→ Objective: Locate each line with the string "benefic" in the listing below and copy it.

→ Dataset:
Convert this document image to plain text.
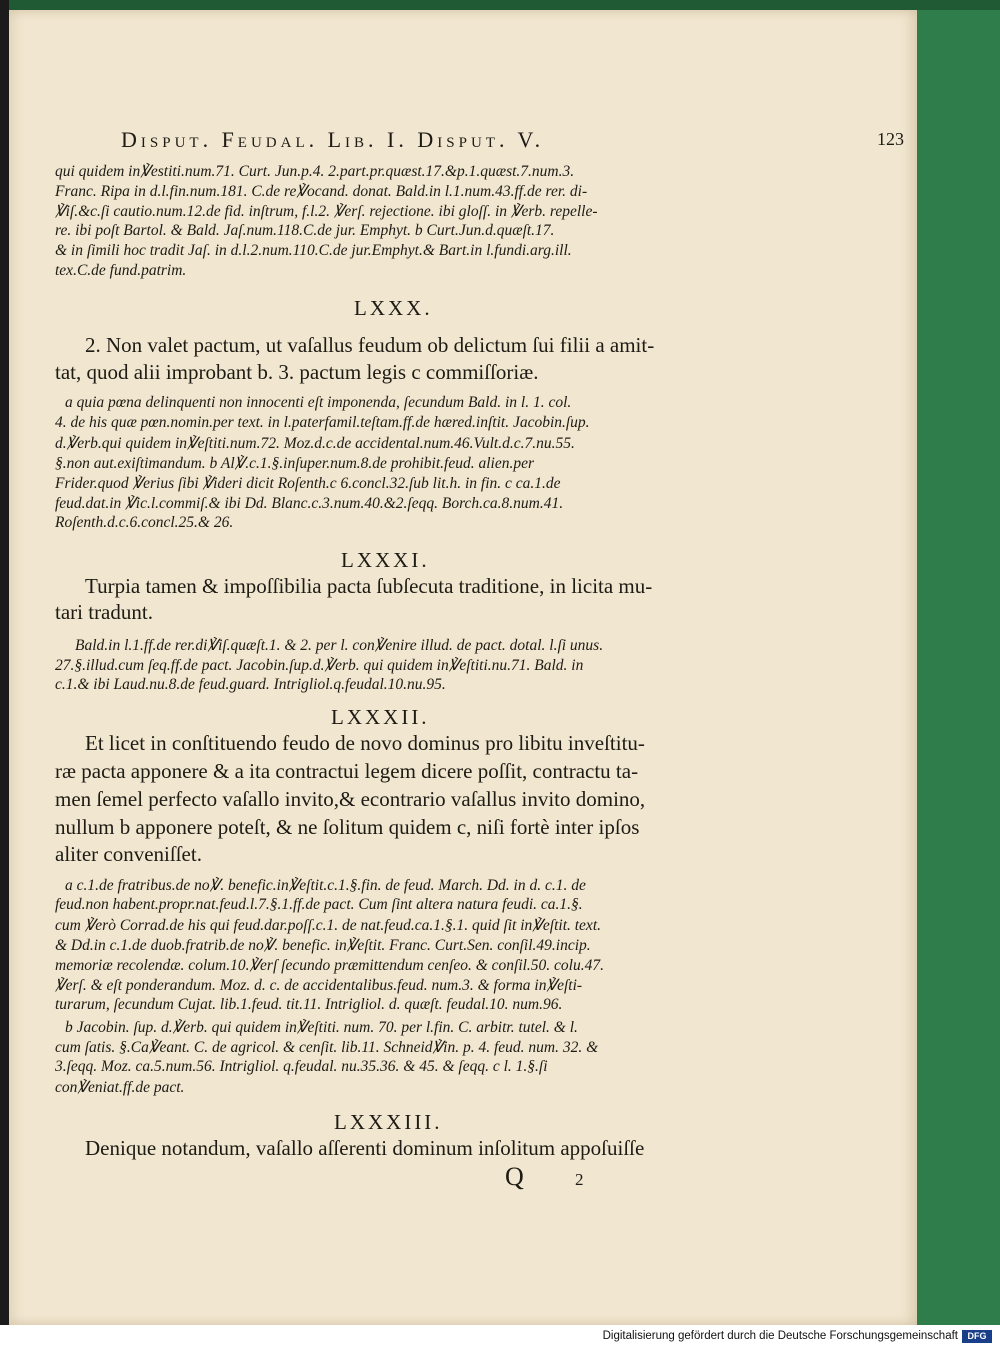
Disput. Feudal. Lib. I. Disput. V.	123
qui quidem in℣estiti.num.71. Curt. Jun.p.4. 2.part.pr.quæst.17.&p.1.quæst.7.num.3.
Franc. Ripa in d.l.fin.num.181. C.de re℣ocand. donat. Bald.in l.1.num.43.ff.de rer. di-
℣iſ.&c.ſi cautio.num.12.de fid. inſtrum, f.l.2. ℣erſ. rejectione. ibi gloſſ. in ℣erb. repelle-
re. ibi poſt Bartol. & Bald. Jaſ.num.118.C.de jur. Emphyt. b Curt.Jun.d.quæſt.17.
& in ſimili hoc tradit Jaſ. in d.l.2.num.110.C.de jur.Emphyt.& Bart.in l.fundi.arg.ill.
tex.C.de fund.patrim.
LXXX.
2. Non valet pactum, ut vaſallus feudum ob delictum ſui filii a amit-
tat, quod alii improbant b. 3. pactum legis c commiſſoriæ.
a quia pœna delinquenti non innocenti eſt imponenda, ſecundum Bald. in l. 1. col.
4. de his quæ pœn.nomin.per text. in l.paterfamil.teſtam.ff.de hæred.inſtit. Jacobin.ſup.
d.℣erb.qui quidem in℣eſtiti.num.72. Moz.d.c.de accidental.num.46.Vult.d.c.7.nu.55.
§.non aut.exiſtimandum. b Al℣.c.1.§.inſuper.num.8.de prohibit.feud. alien.per
Frider.quod ℣erius ſibi ℣ideri dicit Roſenth.c 6.concl.32.ſub lit.h. in fin. c ca.1.de
feud.dat.in ℣ic.l.commiſ.& ibi Dd. Blanc.c.3.num.40.&2.ſeqq. Borch.ca.8.num.41.
Roſenth.d.c.6.concl.25.& 26.
LXXXI.
Turpia tamen & impoſſibilia pacta ſubſecuta traditione, in licita mu-
tari tradunt.
Bald.in l.1.ff.de rer.di℣iſ.quæſt.1. & 2. per l. con℣enire illud. de pact. dotal. l.ſi unus.
27.§.illud.cum ſeq.ff.de pact. Jacobin.ſup.d.℣erb. qui quidem in℣eſtiti.nu.71. Bald. in
c.1.& ibi Laud.nu.8.de feud.guard. Intrigliol.q.feudal.10.nu.95.
LXXXII.
Et licet in conſtituendo feudo de novo dominus pro libitu inveſtitu-
ræ pacta apponere & a ita contractui legem dicere poſſit, contractu ta-
men ſemel perfecto vaſallo invito,& econtrario vaſallus invito domino,
nullum b apponere poteſt, & ne ſolitum quidem c, niſi fortè inter ipſos
aliter conveniſſet.
a c.1.de fratribus.de no℣. benefic.in℣eſtit.c.1.§.fin. de feud. March. Dd. in d. c.1. de
feud.non habent.propr.nat.feud.l.7.§.1.ff.de pact. Cum ſint altera natura feudi. ca.1.§.
cum ℣erò Corrad.de his qui feud.dar.poſſ.c.1. de nat.feud.ca.1.§.1. quid ſit in℣eſtit. text.
& Dd.in c.1.de duob.fratrib.de no℣. benefic. in℣eſtit. Franc. Curt.Sen. conſil.49.incip.
memoriæ recolendæ. colum.10.℣erſ ſecundo præmittendum cenſeo. & conſil.50. colu.47.
℣erſ. & eſt ponderandum. Moz. d. c. de accidentalibus.feud. num.3. & forma in℣eſti-
turarum, ſecundum Cujat. lib.1.feud. tit.11. Intrigliol. d. quæſt. feudal.10. num.96.
b Jacobin. ſup. d.℣erb. qui quidem in℣eſtiti. num. 70. per l.fin. C. arbitr. tutel. & l.
cum ſatis. §.Ca℣eant. C. de agricol. & cenſit. lib.11. Schneid℣in. p. 4. feud. num. 32. &
3.ſeqq. Moz. ca.5.num.56. Intrigliol. q.feudal. nu.35.36. & 45. & ſeqq. c l. 1.§.ſi
con℣eniat.ff.de pact.
LXXXIII.
Denique notandum, vaſallo aſſerenti dominum inſolitum appoſuiſſe
Q	2
Digitalisierung gefördert durch die Deutsche Forschungsgemeinschaft	DFG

→ Task response:
a c.1.de fratribus.de no℣. benefic.in℣eſtit.c.1.§.fin. de feud. March. Dd. in d. c.1. de
& Dd.in c.1.de duob.fratrib.de no℣. benefic. in℣eſtit. Franc. Curt.Sen. conſil.49.incip.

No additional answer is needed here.